The signal level is approximately 13 V and up to 19-20 V during reflections and the peak pulse power is up to 3.4 W. This is way above any other fieldbus system and ensures an excellent signal/noise ratio and a decent fritting voltage, yet it is still a "green" solution. Because Max-i has no termination resistors, the transmitters only draw currents for the time it takes the signal to travel to the two ends of the line and back again, so the energy consumption may be very low depending on the relationsship between speed and line length.
Max-i has a 20-bit CRC check to detect communication errors and reduce the test time for IEC 61508 SIL 3 to only two days. With only 15 bits, CAN needs a test time of two months or 32 times more test devices, which increases the error probability 32 times during the test time.
Unlike for example CAN, Max-i has a 7-bit Hamming code on the identifier plus a 5-bit data type specification to protect against masquerading, that is, an error on the identifier, which causes a device to impersonate another.
Unlike for example CAN, Max-i has a "babbling idiot protection", which prevents that a high priority device can take over the bus. If all devices want to transmit, they just get through one by one and a telegram watchdog by default prevents telegrams with more than 1028 data bytes so Max-i is 100 % deterministic.
It is even possible to use a 7-bit telegram serial number to detect lost or inserted telegrams, but this feature will probably not be used for traffic lights.
Max-i has two separate, programmable watchdog timers for implicit messages and group messages, which may be used to turn a signal group off in case of lost or faulty communication.
Max-i has 3, 6-digit passwords to protect the setup parameters in each lamp group and sensors against unauthorized access - one for the vendor parameters, one for the system parameters and one for the service and user parameters. Any unauthorized access creates an alarm and all further attribute programming is blocked for approximately 5 minutes so that it will take an average of 5 years to get through by brute force.

**RECORDED INFORMATION**.
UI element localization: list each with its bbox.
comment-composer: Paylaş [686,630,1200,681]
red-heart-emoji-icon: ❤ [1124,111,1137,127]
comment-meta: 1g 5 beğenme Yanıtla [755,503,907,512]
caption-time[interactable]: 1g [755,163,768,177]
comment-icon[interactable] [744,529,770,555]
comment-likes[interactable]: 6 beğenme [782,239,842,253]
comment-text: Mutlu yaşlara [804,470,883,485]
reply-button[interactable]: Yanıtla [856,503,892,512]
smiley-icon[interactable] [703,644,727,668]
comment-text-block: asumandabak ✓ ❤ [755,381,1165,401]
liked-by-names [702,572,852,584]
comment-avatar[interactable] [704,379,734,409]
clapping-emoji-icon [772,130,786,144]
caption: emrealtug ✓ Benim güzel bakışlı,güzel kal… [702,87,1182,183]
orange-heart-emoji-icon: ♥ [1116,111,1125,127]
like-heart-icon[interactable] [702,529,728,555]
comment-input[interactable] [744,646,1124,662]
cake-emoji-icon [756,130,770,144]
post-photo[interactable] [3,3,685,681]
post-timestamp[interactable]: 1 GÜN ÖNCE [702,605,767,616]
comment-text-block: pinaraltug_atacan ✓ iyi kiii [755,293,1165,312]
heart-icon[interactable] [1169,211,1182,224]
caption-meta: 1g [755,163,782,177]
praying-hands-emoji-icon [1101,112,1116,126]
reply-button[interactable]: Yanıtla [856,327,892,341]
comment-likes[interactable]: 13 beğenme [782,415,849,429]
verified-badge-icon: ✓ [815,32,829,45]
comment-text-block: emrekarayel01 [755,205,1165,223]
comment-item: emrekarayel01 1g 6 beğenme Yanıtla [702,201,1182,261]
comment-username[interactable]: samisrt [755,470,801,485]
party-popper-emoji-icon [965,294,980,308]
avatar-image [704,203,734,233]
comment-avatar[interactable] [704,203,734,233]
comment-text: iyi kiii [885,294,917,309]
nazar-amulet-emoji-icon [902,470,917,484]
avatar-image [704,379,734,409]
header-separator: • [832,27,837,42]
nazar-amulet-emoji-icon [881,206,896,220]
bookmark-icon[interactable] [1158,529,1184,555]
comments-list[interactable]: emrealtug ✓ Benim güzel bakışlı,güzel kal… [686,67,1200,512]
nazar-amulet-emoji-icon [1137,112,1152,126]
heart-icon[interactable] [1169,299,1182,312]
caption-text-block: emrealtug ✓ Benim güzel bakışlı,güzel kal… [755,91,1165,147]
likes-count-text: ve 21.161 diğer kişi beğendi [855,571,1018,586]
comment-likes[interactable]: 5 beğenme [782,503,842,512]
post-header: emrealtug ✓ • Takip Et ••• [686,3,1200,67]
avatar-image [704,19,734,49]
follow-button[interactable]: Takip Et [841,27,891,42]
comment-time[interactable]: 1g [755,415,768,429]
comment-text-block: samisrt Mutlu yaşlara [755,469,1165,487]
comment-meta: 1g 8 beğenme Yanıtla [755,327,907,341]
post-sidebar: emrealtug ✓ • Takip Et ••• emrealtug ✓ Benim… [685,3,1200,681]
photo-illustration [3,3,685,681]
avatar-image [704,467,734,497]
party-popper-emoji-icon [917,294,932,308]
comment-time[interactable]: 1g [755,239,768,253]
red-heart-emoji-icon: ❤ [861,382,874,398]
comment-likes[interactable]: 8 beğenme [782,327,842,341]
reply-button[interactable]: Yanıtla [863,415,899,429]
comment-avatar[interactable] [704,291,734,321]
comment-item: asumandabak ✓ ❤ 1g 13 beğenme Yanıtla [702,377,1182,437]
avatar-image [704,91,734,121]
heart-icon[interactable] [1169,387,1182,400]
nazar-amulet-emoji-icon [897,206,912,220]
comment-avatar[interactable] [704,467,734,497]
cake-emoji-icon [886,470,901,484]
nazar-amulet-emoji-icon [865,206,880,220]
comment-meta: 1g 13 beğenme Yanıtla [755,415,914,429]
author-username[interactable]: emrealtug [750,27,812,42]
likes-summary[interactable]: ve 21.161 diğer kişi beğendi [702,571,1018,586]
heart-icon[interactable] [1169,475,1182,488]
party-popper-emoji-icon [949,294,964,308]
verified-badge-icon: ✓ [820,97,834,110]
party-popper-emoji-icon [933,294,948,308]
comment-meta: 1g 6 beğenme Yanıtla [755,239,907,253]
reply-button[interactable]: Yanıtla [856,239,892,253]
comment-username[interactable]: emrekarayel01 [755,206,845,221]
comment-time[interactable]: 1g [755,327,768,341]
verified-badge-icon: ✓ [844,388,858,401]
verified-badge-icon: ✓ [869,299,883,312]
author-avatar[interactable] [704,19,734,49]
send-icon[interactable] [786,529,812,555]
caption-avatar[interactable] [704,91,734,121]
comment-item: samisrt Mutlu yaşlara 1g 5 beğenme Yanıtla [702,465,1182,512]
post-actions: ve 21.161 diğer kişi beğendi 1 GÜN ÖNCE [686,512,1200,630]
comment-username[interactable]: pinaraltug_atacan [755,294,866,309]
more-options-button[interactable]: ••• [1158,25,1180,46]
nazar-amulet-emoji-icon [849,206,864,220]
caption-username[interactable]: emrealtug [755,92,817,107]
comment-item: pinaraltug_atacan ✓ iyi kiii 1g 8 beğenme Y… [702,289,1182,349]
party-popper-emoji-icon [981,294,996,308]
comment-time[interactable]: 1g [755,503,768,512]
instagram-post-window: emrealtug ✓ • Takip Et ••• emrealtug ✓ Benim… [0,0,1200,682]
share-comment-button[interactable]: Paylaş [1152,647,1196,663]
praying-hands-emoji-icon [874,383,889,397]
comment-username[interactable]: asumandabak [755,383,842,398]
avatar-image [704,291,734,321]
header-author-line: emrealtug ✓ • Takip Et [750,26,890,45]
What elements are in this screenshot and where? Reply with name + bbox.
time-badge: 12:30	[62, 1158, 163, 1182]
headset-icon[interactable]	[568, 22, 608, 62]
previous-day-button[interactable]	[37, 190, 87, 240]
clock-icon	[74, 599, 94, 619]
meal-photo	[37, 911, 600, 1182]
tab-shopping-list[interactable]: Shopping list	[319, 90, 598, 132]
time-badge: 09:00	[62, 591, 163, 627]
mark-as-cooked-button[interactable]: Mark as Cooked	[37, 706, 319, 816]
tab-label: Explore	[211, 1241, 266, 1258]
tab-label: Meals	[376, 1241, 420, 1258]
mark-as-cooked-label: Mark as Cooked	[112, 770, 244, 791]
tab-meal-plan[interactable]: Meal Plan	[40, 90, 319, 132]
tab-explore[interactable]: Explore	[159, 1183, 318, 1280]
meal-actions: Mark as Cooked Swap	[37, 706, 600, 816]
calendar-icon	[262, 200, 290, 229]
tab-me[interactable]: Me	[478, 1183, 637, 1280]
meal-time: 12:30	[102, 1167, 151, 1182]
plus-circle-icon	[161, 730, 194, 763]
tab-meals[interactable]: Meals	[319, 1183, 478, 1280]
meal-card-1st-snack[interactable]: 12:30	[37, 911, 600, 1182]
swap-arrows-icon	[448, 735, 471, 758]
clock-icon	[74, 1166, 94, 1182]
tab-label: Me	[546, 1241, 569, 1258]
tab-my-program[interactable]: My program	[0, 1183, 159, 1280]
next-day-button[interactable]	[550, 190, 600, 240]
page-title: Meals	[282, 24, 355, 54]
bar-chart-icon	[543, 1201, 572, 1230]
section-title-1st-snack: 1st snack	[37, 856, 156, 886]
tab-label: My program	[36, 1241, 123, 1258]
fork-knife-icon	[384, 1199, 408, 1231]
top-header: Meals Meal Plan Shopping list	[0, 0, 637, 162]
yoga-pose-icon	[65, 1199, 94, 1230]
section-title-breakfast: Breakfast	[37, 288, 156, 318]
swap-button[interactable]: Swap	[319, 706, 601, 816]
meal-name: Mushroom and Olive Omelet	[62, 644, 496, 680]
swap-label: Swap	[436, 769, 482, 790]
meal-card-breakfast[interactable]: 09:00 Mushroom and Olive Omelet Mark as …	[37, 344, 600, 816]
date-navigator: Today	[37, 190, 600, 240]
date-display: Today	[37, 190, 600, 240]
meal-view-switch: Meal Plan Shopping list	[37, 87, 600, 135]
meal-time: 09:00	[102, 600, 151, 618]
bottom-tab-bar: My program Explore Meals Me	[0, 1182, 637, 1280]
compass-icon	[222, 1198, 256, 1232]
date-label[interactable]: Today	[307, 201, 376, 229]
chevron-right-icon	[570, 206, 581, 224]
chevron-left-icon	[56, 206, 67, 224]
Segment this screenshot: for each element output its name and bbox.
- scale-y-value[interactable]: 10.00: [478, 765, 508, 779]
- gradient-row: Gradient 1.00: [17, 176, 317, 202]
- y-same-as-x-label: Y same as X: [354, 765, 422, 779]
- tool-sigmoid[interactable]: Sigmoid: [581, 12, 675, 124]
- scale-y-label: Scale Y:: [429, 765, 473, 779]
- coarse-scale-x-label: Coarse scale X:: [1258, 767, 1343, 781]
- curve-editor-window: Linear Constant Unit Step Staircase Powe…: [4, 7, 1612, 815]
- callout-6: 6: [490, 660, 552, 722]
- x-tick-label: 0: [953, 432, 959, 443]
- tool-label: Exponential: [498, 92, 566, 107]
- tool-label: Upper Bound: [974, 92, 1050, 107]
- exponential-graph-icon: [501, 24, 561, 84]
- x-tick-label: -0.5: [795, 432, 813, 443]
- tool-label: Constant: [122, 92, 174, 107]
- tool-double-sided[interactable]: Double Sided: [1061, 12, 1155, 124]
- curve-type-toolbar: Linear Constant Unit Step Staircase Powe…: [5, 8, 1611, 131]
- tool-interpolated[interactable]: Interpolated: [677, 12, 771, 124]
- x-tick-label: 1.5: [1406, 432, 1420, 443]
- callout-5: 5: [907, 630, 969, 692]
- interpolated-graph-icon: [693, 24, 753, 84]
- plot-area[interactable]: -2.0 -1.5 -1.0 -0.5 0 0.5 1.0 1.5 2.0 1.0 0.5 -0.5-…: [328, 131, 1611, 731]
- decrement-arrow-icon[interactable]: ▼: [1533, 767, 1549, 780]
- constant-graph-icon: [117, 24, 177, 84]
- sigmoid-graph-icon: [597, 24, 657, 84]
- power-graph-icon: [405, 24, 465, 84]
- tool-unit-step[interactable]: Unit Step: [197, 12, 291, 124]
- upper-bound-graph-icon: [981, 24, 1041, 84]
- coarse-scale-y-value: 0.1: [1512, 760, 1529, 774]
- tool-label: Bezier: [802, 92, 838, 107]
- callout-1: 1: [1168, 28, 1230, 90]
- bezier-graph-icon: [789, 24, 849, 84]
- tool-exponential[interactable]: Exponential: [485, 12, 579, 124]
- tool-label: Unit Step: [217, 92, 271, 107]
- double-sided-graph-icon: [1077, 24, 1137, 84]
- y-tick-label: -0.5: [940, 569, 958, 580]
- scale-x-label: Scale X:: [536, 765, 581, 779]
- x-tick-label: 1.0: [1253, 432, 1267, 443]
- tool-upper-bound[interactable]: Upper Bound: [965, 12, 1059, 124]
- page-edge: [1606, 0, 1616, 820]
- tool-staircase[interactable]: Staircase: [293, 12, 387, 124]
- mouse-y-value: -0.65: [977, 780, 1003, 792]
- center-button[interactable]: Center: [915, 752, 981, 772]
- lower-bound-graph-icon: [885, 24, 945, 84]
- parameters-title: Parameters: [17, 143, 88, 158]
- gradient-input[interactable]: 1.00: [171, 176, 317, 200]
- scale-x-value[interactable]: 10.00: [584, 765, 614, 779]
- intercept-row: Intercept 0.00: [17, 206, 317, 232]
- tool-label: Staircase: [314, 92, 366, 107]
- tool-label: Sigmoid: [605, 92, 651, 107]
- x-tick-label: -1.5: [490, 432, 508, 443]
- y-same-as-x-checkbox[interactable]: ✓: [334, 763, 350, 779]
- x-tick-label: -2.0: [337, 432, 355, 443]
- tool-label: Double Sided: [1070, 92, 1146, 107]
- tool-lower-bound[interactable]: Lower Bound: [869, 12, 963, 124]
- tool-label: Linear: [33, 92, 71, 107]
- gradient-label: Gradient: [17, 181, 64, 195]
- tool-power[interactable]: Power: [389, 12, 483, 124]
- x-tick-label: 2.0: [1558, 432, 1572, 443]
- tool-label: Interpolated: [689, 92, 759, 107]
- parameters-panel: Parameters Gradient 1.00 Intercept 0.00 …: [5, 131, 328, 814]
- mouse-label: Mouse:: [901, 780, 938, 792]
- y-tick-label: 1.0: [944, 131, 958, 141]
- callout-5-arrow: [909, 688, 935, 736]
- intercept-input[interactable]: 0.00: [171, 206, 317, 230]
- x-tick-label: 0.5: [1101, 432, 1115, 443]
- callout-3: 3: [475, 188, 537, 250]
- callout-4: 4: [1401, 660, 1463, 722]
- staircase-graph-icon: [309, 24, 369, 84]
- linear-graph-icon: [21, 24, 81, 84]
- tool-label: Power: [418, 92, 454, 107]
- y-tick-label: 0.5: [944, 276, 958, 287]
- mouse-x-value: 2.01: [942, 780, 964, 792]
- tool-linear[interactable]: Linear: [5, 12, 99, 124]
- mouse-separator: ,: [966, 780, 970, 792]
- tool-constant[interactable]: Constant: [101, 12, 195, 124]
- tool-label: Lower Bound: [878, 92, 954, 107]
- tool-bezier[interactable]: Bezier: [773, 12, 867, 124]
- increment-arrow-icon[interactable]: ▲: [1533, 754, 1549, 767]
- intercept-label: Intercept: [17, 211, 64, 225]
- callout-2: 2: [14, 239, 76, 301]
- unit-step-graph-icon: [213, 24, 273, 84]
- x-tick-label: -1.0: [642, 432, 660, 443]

**TASK SET**.
1. From the Max-i passage, reproduce the part that opens with the words containing "Max-i has 3, 6-digit" and closes with "by brute force.".
2. According to the Max-i passage, which parameter groups do the three passwords each protect? List them.
3. In the Max-i passage, how long is further attribute programming blocked after an unauthorized access?

**ANSWERS IN ORDER**.
1.
Max-i has 3, 6-digit passwords to protect the setup parameters in each lamp group and sensors against unauthorized access - one for the vendor parameters, one for the system parameters and one for the service and user parameters. Any unauthorized access creates an alarm and all further attribute programming is blocked for approximately 5 minutes so that it will take an average of 5 years to get through by brute force.

2.
- Vendor parameters
- System parameters
- Service and user parameters

3. Approximately 5 minutes.